**Problem details:**
Reproduce the lines from the one containing "Patent image size: (906, 1007)." through the one containing "The width parameter x4 505 is at (506, 259).", inclusive, switching "digits" to "numerals" and leaving everything else unchanged.

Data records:
•••••

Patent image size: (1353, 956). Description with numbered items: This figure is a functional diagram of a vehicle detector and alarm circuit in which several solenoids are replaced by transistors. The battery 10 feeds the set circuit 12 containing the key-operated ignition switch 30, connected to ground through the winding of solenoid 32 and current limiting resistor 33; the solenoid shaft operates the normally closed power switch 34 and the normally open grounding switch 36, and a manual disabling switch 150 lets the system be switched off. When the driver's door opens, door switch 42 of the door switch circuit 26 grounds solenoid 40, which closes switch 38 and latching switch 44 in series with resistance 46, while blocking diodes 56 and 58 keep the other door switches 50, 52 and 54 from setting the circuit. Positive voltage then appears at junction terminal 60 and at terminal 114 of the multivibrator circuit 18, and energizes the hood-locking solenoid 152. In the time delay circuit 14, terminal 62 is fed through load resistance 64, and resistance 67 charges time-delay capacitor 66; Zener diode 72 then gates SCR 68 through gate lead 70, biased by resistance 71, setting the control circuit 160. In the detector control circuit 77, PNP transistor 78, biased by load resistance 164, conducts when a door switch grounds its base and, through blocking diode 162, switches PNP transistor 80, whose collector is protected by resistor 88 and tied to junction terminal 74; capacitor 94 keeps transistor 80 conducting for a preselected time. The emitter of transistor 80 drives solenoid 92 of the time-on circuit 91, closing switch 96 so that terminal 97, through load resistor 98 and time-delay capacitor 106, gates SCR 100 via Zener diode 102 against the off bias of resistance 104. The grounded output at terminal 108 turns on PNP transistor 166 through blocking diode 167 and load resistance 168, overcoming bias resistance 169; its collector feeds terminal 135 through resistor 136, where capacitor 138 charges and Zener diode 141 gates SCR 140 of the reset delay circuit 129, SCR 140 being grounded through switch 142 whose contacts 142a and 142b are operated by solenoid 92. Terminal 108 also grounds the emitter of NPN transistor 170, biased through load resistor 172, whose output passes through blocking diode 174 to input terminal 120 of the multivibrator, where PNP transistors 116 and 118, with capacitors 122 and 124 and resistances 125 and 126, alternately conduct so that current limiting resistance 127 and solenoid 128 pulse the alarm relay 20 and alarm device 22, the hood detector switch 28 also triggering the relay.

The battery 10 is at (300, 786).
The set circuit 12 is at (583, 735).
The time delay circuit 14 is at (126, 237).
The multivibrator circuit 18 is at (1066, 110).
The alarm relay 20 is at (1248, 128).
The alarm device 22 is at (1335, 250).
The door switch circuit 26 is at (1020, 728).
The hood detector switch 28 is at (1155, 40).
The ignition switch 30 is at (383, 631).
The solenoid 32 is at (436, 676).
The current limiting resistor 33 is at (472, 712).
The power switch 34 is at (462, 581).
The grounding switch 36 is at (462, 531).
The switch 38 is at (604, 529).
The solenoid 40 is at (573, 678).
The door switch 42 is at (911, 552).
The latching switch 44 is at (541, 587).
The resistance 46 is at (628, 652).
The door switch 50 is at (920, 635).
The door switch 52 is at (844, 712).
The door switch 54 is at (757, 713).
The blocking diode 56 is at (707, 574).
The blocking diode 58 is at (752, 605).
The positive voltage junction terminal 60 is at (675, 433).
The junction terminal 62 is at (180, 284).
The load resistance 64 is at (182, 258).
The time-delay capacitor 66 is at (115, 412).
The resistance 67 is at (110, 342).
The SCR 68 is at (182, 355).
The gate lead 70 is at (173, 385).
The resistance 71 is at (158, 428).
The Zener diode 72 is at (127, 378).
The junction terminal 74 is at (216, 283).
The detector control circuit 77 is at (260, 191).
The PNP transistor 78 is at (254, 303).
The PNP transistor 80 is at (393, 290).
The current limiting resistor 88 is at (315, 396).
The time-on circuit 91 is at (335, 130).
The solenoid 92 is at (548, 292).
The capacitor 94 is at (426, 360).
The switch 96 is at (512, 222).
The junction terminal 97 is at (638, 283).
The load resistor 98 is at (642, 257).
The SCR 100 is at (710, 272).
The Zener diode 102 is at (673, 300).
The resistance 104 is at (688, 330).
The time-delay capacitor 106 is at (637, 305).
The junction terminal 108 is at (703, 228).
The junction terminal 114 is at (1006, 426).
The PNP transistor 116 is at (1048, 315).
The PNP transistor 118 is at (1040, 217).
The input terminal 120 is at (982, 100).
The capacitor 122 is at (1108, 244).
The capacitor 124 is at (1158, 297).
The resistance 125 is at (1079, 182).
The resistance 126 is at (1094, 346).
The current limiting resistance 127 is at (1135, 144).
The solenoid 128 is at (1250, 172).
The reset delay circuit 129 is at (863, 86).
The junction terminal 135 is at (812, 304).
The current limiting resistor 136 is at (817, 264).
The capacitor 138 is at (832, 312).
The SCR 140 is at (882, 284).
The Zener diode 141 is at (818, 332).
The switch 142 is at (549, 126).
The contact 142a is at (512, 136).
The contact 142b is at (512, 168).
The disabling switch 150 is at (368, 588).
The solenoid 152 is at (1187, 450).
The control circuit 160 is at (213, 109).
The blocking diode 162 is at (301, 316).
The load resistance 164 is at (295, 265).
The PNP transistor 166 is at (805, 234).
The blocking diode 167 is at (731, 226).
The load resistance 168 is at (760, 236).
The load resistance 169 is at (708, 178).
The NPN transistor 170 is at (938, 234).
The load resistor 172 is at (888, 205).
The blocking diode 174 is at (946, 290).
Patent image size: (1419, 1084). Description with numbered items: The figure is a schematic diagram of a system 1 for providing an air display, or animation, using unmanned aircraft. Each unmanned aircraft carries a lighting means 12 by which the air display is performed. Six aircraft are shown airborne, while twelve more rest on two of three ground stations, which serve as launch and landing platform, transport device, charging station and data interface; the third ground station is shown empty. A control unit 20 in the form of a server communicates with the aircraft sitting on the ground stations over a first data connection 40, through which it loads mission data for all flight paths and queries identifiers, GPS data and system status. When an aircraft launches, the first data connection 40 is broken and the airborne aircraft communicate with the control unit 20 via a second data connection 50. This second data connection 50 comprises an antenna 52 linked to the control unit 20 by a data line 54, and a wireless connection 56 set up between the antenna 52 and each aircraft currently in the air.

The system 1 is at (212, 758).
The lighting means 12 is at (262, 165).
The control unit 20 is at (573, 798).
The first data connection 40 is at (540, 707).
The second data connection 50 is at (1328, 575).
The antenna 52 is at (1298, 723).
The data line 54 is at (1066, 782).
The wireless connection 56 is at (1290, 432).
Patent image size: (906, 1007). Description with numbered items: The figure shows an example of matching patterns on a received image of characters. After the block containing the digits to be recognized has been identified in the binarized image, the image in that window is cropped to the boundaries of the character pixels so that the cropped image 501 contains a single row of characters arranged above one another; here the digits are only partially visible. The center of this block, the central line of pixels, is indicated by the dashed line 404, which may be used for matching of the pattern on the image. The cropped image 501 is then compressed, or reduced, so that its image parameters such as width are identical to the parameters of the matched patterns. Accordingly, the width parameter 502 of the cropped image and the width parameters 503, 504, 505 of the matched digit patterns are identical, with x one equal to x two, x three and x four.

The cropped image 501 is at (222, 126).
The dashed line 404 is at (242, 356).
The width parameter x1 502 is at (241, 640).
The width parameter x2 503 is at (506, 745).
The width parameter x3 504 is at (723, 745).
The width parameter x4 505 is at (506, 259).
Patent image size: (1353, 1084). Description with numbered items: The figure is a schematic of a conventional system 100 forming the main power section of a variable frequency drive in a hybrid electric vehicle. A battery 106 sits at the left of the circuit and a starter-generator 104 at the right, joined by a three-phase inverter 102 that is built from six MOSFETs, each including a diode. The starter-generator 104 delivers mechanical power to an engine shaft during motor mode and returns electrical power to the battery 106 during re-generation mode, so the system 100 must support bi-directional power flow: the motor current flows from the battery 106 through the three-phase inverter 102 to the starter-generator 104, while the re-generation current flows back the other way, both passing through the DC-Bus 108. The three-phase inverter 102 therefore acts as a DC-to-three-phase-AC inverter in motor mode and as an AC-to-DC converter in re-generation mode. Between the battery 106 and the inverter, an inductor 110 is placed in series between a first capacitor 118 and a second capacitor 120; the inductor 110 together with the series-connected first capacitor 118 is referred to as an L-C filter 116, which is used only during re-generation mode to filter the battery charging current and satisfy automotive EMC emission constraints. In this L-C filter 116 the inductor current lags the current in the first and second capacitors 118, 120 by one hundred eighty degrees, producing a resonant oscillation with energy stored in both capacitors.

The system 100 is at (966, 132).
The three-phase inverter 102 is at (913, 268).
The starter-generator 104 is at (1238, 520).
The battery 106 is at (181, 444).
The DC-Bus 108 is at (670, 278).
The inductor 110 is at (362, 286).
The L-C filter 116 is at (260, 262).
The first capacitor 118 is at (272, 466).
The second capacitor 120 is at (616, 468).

•••••

**Exercise result:**
Patent image size: (906, 1007). Description with numbered items: The figure shows an example of matching patterns on a received image of characters. After the block containing the numerals to be recognized has been identified in the binarized image, the image in that window is cropped to the boundaries of the character pixels so that the cropped image 501 contains a single row of characters arranged above one another; here the numerals are only partially visible. The center of this block, the central line of pixels, is indicated by the dashed line 404, which may be used for matching of the pattern on the image. The cropped image 501 is then compressed, or reduced, so that its image parameters such as width are identical to the parameters of the matched patterns. Accordingly, the width parameter 502 of the cropped image and the width parameters 503, 504, 505 of the matched digit patterns are identical, with x one equal to x two, x three and x four.

The cropped image 501 is at (222, 126).
The dashed line 404 is at (242, 356).
The width parameter x1 502 is at (241, 640).
The width parameter x2 503 is at (506, 745).
The width parameter x3 504 is at (723, 745).
The width parameter x4 505 is at (506, 259).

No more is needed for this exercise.